[Dataset excerpts]
######

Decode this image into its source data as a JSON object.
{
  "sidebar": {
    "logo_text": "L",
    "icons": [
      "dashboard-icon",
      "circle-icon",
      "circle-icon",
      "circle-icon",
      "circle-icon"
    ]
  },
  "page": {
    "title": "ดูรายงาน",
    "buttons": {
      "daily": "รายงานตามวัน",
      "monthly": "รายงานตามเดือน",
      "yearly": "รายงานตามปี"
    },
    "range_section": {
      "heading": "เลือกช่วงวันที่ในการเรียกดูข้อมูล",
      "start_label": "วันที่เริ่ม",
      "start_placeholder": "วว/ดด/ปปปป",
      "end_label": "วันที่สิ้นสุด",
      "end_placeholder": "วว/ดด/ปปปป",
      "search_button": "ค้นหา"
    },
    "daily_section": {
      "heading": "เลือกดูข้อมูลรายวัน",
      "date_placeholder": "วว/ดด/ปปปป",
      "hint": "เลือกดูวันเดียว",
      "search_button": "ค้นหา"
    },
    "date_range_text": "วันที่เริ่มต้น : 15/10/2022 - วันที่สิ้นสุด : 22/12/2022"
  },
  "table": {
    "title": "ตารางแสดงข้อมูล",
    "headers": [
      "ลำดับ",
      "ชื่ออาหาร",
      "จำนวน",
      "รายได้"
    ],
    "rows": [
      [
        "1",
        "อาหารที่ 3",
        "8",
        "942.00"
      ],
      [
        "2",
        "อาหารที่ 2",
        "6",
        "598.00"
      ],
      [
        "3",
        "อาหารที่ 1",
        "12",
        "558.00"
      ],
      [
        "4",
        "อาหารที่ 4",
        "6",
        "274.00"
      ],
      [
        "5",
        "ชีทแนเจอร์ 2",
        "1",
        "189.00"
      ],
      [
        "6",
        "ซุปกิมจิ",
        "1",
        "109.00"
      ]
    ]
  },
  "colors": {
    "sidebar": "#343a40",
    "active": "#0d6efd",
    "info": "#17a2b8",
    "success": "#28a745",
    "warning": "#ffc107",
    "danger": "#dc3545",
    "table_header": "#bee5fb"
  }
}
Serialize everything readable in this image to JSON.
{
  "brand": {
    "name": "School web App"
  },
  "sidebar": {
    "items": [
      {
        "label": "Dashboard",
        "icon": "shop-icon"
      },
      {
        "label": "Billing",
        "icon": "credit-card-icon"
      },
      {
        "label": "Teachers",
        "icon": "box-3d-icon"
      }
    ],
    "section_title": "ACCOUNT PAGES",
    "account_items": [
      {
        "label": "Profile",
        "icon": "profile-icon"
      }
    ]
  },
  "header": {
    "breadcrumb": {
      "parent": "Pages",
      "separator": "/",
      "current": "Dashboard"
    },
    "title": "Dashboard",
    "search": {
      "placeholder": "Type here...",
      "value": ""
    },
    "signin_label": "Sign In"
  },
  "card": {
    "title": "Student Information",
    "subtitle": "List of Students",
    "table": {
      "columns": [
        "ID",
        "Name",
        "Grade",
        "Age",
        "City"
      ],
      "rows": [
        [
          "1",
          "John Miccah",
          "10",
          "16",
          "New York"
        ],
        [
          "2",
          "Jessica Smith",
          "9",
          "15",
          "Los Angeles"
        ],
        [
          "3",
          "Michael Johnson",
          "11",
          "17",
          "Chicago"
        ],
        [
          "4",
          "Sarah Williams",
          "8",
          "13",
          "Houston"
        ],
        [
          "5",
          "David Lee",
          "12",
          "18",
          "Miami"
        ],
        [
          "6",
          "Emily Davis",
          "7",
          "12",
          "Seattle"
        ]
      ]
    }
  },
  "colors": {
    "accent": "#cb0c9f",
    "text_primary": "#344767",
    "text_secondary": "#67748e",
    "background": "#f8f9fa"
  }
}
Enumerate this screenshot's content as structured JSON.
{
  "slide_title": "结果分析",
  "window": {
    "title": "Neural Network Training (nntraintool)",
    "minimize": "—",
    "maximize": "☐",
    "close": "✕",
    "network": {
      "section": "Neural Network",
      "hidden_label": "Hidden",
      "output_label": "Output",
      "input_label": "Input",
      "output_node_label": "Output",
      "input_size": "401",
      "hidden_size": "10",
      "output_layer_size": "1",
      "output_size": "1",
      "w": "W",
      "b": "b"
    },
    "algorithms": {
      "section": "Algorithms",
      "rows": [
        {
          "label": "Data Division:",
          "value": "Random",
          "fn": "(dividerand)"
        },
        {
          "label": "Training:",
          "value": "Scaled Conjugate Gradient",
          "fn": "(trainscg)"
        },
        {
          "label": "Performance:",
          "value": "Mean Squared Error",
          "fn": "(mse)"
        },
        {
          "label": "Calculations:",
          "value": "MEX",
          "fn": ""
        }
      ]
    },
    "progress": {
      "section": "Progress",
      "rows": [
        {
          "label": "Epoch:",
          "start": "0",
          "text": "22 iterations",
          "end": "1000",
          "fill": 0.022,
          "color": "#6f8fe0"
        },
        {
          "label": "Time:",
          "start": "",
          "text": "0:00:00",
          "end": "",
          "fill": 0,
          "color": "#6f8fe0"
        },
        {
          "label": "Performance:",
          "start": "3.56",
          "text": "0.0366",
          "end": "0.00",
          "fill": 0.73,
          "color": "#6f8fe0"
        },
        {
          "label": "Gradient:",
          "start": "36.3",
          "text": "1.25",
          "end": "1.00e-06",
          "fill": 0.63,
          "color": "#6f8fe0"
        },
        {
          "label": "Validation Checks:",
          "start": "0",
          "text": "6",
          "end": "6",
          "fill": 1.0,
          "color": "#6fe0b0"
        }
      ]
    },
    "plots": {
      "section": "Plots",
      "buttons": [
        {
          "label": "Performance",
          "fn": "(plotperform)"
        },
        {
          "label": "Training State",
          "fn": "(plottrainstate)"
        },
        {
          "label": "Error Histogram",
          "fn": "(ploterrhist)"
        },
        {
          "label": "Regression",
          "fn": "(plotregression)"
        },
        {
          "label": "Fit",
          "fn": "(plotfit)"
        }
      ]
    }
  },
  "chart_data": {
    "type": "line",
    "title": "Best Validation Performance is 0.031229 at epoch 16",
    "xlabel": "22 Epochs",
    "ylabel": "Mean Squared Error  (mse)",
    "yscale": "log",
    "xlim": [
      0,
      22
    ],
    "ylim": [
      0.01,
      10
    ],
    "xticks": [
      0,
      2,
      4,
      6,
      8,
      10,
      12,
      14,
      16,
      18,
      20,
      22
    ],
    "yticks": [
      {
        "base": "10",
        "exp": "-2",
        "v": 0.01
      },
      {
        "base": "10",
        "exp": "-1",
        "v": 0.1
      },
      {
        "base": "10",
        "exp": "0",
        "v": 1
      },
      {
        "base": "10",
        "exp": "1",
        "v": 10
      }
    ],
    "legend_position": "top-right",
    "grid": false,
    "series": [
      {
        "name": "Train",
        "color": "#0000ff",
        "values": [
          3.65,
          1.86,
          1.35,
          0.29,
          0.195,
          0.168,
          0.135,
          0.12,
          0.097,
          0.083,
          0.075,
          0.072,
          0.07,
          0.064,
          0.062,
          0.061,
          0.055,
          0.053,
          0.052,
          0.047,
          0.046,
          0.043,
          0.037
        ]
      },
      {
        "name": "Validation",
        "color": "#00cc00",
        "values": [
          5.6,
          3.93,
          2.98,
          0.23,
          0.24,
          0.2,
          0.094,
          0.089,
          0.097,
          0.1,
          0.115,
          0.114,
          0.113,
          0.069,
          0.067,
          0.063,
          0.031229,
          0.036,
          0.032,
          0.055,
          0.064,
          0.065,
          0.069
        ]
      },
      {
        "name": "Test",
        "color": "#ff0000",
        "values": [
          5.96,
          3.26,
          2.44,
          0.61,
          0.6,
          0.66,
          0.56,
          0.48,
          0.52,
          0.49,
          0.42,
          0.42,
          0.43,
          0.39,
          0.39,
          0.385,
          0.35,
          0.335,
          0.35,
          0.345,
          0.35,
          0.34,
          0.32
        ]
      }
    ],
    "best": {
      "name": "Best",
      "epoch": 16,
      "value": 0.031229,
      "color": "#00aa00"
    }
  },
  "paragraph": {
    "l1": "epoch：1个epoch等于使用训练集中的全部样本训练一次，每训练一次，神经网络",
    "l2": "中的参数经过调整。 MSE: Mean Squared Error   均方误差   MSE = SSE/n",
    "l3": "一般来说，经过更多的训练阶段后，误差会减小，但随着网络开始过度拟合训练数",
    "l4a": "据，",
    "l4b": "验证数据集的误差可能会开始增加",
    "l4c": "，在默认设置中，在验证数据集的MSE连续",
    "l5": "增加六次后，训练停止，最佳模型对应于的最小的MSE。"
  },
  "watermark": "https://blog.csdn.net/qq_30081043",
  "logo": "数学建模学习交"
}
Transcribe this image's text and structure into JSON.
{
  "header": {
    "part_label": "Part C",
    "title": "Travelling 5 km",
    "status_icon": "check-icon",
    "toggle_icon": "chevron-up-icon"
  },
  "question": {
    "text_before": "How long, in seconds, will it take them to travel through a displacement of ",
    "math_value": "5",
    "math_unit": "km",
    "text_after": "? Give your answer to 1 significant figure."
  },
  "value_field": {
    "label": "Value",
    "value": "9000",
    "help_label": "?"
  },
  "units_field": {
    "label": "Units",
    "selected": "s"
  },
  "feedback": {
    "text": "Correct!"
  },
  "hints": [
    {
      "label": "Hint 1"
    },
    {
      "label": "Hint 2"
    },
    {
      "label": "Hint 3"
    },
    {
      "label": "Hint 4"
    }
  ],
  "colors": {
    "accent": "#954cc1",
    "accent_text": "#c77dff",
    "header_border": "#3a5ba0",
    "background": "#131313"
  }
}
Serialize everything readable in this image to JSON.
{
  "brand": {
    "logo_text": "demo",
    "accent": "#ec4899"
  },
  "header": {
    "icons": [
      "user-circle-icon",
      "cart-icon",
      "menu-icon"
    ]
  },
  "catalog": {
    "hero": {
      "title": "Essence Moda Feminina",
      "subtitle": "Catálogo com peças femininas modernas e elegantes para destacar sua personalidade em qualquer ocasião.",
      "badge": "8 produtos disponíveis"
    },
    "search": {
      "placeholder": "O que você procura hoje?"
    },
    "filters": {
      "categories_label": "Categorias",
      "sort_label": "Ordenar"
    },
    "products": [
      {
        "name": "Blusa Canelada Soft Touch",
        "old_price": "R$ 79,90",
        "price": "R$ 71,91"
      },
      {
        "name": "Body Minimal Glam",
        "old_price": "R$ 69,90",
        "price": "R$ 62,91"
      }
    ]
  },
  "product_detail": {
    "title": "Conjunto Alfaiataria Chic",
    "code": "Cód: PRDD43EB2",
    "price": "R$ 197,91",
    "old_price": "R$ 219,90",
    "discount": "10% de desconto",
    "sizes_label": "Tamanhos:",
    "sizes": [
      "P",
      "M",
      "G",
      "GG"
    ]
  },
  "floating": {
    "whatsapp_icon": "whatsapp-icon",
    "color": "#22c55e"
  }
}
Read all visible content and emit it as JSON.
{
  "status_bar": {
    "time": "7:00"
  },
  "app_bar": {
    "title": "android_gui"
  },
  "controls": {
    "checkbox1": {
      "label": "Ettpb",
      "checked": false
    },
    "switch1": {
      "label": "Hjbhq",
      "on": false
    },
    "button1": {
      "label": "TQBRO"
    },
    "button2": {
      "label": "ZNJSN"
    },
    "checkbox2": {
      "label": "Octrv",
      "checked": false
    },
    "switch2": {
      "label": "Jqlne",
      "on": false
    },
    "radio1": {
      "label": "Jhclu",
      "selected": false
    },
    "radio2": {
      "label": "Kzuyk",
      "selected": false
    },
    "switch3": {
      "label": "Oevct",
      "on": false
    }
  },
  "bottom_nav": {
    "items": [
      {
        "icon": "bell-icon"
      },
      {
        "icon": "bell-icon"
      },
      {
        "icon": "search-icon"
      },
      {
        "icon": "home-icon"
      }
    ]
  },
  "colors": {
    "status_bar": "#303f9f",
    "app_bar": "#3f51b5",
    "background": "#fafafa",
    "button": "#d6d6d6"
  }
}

######

Check each line of the data above for the string "background" and report only how many lines have it.

3